• _Short exercise_: Return the listing below unchanged, minus its pictures.

····················

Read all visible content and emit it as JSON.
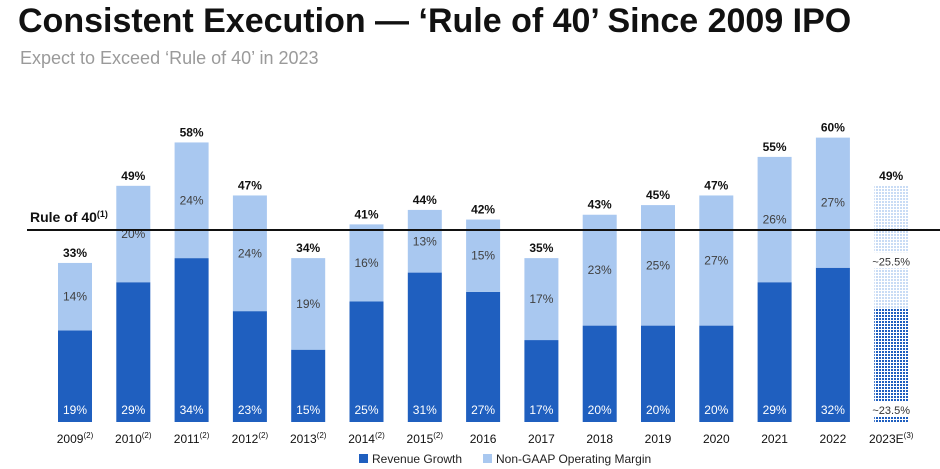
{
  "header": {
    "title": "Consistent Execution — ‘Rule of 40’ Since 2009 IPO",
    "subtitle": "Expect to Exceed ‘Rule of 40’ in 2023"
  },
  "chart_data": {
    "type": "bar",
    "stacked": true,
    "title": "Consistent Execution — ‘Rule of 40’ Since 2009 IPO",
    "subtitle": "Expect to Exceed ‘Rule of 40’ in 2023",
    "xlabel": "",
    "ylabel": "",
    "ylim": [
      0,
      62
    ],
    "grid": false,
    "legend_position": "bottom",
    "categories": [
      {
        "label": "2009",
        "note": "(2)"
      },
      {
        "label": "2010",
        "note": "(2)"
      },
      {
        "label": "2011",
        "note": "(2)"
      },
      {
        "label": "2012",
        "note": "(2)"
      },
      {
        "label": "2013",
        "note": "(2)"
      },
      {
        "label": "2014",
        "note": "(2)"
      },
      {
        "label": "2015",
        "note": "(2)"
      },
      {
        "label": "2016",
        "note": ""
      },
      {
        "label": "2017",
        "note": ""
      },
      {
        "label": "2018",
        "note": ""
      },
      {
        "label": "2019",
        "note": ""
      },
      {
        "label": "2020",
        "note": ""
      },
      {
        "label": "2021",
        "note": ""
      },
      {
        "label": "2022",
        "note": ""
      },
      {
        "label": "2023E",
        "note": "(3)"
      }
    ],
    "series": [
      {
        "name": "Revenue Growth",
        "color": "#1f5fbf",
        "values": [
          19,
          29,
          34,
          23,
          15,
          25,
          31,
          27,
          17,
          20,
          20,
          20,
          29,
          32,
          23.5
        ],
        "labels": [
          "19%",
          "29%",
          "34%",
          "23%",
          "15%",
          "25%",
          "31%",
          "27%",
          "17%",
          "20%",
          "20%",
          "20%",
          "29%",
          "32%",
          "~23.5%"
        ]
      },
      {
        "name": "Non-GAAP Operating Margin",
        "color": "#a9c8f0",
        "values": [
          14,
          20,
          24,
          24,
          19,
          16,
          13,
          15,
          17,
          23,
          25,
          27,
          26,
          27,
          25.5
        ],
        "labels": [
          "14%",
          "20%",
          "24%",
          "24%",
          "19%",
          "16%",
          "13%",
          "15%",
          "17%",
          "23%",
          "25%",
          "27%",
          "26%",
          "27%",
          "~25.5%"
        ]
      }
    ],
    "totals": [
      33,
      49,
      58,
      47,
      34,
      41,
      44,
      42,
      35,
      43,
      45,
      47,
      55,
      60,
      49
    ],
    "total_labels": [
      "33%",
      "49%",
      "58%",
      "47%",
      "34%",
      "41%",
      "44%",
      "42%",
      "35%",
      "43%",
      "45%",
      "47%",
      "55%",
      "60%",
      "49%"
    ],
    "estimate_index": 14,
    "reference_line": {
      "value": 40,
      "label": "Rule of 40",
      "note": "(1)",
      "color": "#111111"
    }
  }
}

····················

• _In response_:
Read all visible content and emit it as JSON.
{
  "header": {
    "title": "Consistent Execution — ‘Rule of 40’ Since 2009 IPO",
    "subtitle": "Expect to Exceed ‘Rule of 40’ in 2023"
  },
  "chart_data": {
    "type": "bar",
    "stacked": true,
    "title": "Consistent Execution — ‘Rule of 40’ Since 2009 IPO",
    "subtitle": "Expect to Exceed ‘Rule of 40’ in 2023",
    "xlabel": "",
    "ylabel": "",
    "ylim": [
      0,
      62
    ],
    "grid": false,
    "legend_position": "bottom",
    "categories": [
      {
        "label": "2009",
        "note": "(2)"
      },
      {
        "label": "2010",
        "note": "(2)"
      },
      {
        "label": "2011",
        "note": "(2)"
      },
      {
        "label": "2012",
        "note": "(2)"
      },
      {
        "label": "2013",
        "note": "(2)"
      },
      {
        "label": "2014",
        "note": "(2)"
      },
      {
        "label": "2015",
        "note": "(2)"
      },
      {
        "label": "2016",
        "note": ""
      },
      {
        "label": "2017",
        "note": ""
      },
      {
        "label": "2018",
        "note": ""
      },
      {
        "label": "2019",
        "note": ""
      },
      {
        "label": "2020",
        "note": ""
      },
      {
        "label": "2021",
        "note": ""
      },
      {
        "label": "2022",
        "note": ""
      },
      {
        "label": "2023E",
        "note": "(3)"
      }
    ],
    "series": [
      {
        "name": "Revenue Growth",
        "color": "#1f5fbf",
        "values": [
          19,
          29,
          34,
          23,
          15,
          25,
          31,
          27,
          17,
          20,
          20,
          20,
          29,
          32,
          23.5
        ],
        "labels": [
          "19%",
          "29%",
          "34%",
          "23%",
          "15%",
          "25%",
          "31%",
          "27%",
          "17%",
          "20%",
          "20%",
          "20%",
          "29%",
          "32%",
          "~23.5%"
        ]
      },
      {
        "name": "Non-GAAP Operating Margin",
        "color": "#a9c8f0",
        "values": [
          14,
          20,
          24,
          24,
          19,
          16,
          13,
          15,
          17,
          23,
          25,
          27,
          26,
          27,
          25.5
        ],
        "labels": [
          "14%",
          "20%",
          "24%",
          "24%",
          "19%",
          "16%",
          "13%",
          "15%",
          "17%",
          "23%",
          "25%",
          "27%",
          "26%",
          "27%",
          "~25.5%"
        ]
      }
    ],
    "totals": [
      33,
      49,
      58,
      47,
      34,
      41,
      44,
      42,
      35,
      43,
      45,
      47,
      55,
      60,
      49
    ],
    "total_labels": [
      "33%",
      "49%",
      "58%",
      "47%",
      "34%",
      "41%",
      "44%",
      "42%",
      "35%",
      "43%",
      "45%",
      "47%",
      "55%",
      "60%",
      "49%"
    ],
    "estimate_index": 14,
    "reference_line": {
      "value": 40,
      "label": "Rule of 40",
      "note": "(1)",
      "color": "#111111"
    }
  }
}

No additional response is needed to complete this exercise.